**TRECHO DO DOCUMENTO**
- - - -

A Advocacia-Geral da União (AGU) decidiu recorrer da decisão do ministro André Mendonça, do Supremo Tribunal Federal, que determinou o afastamento preventivo de Andrei Rodrigues do cargo de diretor-geral da Polícia Federal. Segundo interlocutores consultados pela reportagem, a linha de argumentação adotada pelo órgão será a de que a medida representou uma invasão de competência privativa do presidente da República, responsável por nomear e exonerar o chefe da corporação.

No recurso, a AGU deve sustentar que a intervenção monocrática do STF sobre um cargo cuja escolha é prerrogativa do Executivo ultrapassa os limites do controle judicial e fere a separação entre poderes. O questionamento mirará especialmente os contornos da atuação do Supremo em situações que tocam diretamente a competência administrativa do presidente — e a competência da Corte para atuar, segundo os advogados do governo, teria sido extrapolada.

- - - -

**TRECHOS DOS REGISTROS**

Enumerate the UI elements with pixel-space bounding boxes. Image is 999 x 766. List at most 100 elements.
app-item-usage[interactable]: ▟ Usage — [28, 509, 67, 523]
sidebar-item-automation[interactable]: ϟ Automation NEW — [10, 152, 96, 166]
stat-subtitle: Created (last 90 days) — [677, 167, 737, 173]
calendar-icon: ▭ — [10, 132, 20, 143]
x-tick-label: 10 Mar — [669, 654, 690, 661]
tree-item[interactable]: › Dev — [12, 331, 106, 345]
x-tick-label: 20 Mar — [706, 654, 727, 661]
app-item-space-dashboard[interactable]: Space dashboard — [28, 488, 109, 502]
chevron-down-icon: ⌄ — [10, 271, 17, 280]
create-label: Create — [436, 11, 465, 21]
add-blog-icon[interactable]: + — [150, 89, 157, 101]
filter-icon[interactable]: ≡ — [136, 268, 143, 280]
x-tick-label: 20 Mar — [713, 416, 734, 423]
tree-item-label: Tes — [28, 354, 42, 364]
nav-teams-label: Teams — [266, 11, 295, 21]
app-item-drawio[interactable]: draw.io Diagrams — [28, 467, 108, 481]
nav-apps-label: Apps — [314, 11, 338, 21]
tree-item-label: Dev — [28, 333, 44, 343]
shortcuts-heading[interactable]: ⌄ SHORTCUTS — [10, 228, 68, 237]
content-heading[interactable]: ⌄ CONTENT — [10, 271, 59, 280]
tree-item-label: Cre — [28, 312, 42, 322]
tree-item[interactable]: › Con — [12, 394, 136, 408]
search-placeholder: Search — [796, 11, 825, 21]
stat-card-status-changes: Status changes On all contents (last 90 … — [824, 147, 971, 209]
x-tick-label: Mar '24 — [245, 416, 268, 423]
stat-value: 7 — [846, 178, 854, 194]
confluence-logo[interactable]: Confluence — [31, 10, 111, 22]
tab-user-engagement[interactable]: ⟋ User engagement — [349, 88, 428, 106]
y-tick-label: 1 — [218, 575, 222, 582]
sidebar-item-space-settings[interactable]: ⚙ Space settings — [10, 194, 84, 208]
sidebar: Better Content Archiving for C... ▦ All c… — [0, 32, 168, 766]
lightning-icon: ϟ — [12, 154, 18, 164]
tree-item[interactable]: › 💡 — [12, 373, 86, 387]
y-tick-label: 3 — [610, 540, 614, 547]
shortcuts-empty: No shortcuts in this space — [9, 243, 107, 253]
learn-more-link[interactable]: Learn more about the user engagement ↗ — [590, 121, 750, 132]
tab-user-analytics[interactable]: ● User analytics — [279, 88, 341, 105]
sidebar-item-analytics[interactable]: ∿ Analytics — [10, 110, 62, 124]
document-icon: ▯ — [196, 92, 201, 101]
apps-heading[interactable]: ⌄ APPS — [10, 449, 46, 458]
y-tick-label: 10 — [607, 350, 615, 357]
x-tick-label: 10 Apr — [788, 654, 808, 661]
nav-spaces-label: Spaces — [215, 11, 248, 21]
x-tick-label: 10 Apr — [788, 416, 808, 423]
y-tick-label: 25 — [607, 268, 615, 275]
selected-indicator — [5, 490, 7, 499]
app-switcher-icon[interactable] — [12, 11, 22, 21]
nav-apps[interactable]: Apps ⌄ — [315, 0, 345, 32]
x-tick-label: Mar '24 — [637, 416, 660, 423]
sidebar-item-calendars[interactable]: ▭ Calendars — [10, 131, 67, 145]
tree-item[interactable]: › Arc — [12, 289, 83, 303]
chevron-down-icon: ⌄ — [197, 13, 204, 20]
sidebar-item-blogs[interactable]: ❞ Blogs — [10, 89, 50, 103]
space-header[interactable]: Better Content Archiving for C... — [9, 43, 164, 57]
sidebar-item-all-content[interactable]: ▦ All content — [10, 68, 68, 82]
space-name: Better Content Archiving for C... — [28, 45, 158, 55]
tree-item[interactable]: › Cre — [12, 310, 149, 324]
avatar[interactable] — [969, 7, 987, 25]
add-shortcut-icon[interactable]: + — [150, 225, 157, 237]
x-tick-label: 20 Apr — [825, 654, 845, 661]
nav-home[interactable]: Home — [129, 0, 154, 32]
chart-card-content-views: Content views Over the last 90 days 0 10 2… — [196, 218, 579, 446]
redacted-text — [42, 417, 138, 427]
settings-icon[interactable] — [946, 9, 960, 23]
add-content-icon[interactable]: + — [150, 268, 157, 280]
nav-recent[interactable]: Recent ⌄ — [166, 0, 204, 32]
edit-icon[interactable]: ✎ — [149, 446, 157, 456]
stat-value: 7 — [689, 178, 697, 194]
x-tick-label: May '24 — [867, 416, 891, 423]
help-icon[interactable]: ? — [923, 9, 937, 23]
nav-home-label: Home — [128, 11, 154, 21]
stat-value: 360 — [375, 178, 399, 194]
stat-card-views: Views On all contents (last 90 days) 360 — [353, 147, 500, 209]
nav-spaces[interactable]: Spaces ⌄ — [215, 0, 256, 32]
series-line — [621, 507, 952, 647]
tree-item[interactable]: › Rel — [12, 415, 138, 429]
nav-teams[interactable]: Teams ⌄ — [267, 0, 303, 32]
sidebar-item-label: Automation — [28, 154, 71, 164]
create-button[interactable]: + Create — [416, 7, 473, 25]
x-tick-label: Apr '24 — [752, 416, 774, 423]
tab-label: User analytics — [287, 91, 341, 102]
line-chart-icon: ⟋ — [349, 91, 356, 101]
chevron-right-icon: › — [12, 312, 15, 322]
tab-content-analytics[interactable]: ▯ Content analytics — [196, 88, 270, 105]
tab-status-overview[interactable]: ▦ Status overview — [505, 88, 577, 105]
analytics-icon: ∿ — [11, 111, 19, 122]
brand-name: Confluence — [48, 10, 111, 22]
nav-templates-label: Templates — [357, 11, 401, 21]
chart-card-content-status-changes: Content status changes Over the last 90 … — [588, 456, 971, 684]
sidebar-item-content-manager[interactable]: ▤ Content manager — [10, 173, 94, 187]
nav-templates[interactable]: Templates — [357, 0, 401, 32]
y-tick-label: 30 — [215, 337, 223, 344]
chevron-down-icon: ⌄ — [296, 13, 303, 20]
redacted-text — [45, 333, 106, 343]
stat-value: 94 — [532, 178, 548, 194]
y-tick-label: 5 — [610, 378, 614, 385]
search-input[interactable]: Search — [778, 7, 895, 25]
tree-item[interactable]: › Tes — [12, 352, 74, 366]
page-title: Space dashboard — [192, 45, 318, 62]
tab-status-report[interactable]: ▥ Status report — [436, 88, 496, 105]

- - - -

**TAREFAS A REALIZAR**
**a.** Segundo a notícia sobre o recurso da AGU, quem é responsável por nomear e exonerar o chefe da Polícia Federal?
**b.** Transcreva o trecho da notícia sobre o recurso da AGU entre "A Advocacia-Geral da" e "chefe da corporação.", inclusive.
**c.** Prossiga a notícia sobre o recurso da AGU a partir do ponto em que ela termina.

**RESPOSTAS ÀS TAREFAS**
**a.** O presidente da República.

**b.**
A Advocacia-Geral da União (AGU) decidiu recorrer da decisão do ministro André Mendonça, do Supremo Tribunal Federal, que determinou o afastamento preventivo de Andrei Rodrigues do cargo de diretor-geral da Polícia Federal. Segundo interlocutores consultados pela reportagem, a linha de argumentação adotada pelo órgão será a de que a medida representou uma invasão de competência privativa do presidente da República, responsável por nomear e exonerar o chefe da corporação.

**c.**
A disputa abre um choque institucional com efeitos políticos imediatos: além de complicar a relação entre Executivo e Judiciário, a controvérsia tende a gerar incerteza sobre a estabilidade da liderança da PF e a instrumentalizar decisões técnicas em campo político. A reação da AGU, se aceita, pode restabelecer a prerrogativa presidencial; se rejeitada, ampliará o debate sobre limites do controle judicial e sobre até que ponto o STF pode definir substituições em órgãos de Estado.

O recurso formalizado pela AGU deve colocar a questão no centro do debate público e jurídico nas próximas semanas, forçando uma definição sobre competências presidenciais e os meios de supervisão do Judiciário. Para o governo, a ação é também uma tentativa de proteger a margem de manobra administrativa; para o Supremo, é um teste sobre o alcance de medidas cautelares contra autoridades nomeadas pelo Executivo.